Wherever the word "from" shows up in a line, please copy that line.

[BEGIN Records to process]

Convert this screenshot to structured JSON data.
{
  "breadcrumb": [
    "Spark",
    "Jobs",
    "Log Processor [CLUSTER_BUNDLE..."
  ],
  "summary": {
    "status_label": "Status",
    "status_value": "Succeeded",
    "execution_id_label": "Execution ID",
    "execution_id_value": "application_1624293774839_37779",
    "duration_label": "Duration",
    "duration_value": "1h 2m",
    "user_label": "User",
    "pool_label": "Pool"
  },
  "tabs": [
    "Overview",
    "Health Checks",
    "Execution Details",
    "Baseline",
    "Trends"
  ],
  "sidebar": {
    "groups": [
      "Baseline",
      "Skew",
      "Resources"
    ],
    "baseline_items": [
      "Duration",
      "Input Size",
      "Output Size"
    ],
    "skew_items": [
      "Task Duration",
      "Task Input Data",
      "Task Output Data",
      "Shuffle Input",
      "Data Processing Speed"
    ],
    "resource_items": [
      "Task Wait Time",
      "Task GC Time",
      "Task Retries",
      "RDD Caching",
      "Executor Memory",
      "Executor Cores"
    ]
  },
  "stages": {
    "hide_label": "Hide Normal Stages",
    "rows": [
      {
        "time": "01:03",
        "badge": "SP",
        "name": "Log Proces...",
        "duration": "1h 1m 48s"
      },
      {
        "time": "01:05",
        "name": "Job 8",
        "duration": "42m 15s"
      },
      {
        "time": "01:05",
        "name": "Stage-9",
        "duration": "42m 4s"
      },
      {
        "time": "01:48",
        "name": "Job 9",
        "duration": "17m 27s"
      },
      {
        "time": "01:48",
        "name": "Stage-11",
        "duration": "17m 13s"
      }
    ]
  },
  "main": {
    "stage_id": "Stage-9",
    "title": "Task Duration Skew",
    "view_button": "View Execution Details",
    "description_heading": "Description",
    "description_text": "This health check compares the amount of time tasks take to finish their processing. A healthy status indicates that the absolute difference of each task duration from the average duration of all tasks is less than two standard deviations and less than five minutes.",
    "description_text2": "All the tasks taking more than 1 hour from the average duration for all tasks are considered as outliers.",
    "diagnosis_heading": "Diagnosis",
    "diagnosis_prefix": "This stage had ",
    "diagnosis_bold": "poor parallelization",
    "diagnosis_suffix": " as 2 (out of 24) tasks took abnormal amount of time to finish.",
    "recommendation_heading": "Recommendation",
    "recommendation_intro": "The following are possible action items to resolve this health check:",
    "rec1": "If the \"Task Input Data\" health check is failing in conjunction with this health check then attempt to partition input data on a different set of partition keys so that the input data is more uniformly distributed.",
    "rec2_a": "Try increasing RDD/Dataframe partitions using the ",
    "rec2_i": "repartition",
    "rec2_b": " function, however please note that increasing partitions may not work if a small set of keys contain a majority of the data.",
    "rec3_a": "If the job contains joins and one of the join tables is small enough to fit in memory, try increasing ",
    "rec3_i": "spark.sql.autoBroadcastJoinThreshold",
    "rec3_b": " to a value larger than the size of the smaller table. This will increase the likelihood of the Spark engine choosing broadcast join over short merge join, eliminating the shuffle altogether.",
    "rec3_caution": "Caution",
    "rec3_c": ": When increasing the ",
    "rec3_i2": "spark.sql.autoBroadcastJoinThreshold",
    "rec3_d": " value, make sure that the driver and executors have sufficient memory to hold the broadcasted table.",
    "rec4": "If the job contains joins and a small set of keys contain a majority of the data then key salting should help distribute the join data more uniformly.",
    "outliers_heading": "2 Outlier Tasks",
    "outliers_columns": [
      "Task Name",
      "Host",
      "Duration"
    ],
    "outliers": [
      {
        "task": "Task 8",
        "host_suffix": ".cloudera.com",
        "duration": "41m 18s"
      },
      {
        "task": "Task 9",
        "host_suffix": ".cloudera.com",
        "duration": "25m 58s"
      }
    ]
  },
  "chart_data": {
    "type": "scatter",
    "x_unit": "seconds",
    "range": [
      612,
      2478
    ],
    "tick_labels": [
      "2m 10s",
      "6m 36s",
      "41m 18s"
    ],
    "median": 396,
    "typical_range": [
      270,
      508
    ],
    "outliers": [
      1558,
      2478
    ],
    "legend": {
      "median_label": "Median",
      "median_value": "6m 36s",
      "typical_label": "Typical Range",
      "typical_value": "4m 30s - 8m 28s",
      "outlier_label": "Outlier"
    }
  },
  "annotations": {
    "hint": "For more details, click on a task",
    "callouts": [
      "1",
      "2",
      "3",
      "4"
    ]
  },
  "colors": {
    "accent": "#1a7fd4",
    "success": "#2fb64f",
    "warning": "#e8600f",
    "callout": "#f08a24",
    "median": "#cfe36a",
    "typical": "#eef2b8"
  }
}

[END Records to process]

◆ Exercise solution:
    "description_text": "This health check compares the amount of time tasks take to finish their processing. A healthy status indicates that the absolute difference of each task duration from the average duration of all tasks is less than two standard deviations and less than five minutes.",
    "description_text2": "All the tasks taking more than 1 hour from the average duration for all tasks are considered as outliers.",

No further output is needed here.